▶ [Exercise task]:
Find the lines of data that contain the string "JSON", then list them.

▶ [Data listing]:
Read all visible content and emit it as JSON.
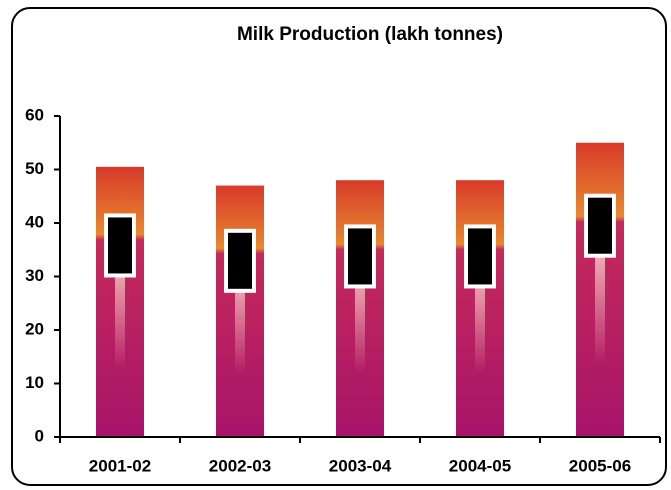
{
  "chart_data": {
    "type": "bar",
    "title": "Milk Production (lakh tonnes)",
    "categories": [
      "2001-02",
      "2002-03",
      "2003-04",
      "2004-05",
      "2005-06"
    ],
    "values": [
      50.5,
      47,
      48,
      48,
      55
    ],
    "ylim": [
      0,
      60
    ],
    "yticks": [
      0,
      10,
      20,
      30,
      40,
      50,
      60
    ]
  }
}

...

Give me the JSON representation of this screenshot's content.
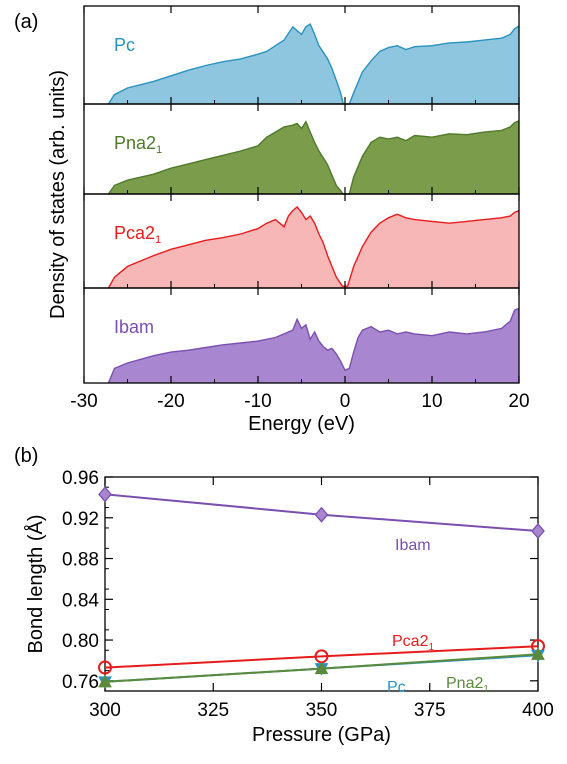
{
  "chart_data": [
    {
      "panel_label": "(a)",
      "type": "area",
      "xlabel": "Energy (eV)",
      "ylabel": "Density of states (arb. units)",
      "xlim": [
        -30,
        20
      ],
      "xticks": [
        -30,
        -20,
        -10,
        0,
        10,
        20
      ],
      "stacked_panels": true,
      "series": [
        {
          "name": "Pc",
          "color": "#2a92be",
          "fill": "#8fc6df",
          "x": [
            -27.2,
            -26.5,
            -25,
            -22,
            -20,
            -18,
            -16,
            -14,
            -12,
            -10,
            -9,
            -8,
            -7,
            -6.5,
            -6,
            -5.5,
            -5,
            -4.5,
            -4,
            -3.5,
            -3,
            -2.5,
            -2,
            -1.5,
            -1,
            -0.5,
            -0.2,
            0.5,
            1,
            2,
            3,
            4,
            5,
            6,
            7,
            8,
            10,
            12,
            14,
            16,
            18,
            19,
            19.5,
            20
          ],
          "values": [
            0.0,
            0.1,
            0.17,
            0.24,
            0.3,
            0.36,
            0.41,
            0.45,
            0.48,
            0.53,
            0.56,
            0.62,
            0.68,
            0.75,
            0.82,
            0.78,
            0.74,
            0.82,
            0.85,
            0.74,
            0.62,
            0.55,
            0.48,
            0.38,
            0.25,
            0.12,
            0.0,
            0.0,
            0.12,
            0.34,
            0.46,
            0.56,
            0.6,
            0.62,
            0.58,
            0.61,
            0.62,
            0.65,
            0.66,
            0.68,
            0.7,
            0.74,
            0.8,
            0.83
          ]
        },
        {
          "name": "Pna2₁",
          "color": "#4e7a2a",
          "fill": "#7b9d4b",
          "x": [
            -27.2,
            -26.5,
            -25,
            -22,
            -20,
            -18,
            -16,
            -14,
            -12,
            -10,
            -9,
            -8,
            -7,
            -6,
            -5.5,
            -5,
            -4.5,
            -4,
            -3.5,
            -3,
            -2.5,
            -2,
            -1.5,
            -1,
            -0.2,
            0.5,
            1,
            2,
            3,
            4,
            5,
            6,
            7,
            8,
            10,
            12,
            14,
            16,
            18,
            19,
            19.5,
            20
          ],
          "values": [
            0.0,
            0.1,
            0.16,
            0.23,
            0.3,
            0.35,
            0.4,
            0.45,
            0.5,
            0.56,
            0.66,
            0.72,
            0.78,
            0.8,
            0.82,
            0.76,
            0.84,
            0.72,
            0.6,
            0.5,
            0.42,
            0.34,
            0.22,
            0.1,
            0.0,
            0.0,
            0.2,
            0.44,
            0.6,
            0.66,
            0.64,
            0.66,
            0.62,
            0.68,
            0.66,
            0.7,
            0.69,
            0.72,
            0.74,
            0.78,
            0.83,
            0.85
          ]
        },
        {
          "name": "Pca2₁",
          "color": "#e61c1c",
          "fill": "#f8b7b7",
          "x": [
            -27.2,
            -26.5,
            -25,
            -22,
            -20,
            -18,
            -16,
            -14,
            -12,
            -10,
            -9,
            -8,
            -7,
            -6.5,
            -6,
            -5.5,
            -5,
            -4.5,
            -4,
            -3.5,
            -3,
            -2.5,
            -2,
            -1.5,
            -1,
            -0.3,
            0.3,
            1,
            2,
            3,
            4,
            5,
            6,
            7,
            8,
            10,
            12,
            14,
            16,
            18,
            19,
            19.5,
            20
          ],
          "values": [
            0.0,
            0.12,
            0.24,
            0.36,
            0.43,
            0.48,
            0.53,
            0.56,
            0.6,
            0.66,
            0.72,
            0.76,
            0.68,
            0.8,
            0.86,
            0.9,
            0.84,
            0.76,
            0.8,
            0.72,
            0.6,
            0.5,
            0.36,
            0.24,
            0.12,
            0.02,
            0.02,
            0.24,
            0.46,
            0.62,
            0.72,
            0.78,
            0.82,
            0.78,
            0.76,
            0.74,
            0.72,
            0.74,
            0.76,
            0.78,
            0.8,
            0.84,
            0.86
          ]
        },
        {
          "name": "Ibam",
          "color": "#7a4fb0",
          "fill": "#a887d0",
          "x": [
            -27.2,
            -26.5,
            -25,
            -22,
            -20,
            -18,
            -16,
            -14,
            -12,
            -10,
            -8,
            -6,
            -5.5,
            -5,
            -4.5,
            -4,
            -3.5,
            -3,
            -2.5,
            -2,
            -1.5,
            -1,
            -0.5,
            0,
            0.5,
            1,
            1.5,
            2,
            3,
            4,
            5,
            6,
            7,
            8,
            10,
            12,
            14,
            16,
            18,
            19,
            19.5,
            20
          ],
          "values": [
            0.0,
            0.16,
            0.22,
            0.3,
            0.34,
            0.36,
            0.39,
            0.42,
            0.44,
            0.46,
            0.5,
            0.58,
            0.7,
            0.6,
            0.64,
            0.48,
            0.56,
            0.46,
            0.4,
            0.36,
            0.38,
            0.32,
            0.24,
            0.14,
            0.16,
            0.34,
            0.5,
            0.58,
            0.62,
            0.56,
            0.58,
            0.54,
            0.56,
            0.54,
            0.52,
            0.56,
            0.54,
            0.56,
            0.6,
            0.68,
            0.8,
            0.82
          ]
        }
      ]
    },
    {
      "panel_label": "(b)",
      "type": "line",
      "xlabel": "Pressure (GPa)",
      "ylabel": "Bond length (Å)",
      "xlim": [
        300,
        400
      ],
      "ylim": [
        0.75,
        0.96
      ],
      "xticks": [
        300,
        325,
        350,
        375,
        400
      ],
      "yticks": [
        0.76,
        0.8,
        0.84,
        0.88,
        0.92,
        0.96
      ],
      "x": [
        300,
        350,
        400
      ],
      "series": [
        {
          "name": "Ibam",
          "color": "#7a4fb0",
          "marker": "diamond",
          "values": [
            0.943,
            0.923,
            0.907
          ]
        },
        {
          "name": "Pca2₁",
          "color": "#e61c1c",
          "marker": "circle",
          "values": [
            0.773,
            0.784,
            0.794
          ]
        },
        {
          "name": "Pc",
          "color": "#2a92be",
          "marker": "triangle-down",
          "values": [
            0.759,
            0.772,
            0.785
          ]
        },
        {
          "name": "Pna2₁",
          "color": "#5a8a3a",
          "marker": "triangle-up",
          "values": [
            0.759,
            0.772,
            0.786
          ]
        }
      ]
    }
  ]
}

▶ [Exercise response]:
Read all visible content and emit it as JSON.
Give me the JSON representation of this screenshot's content.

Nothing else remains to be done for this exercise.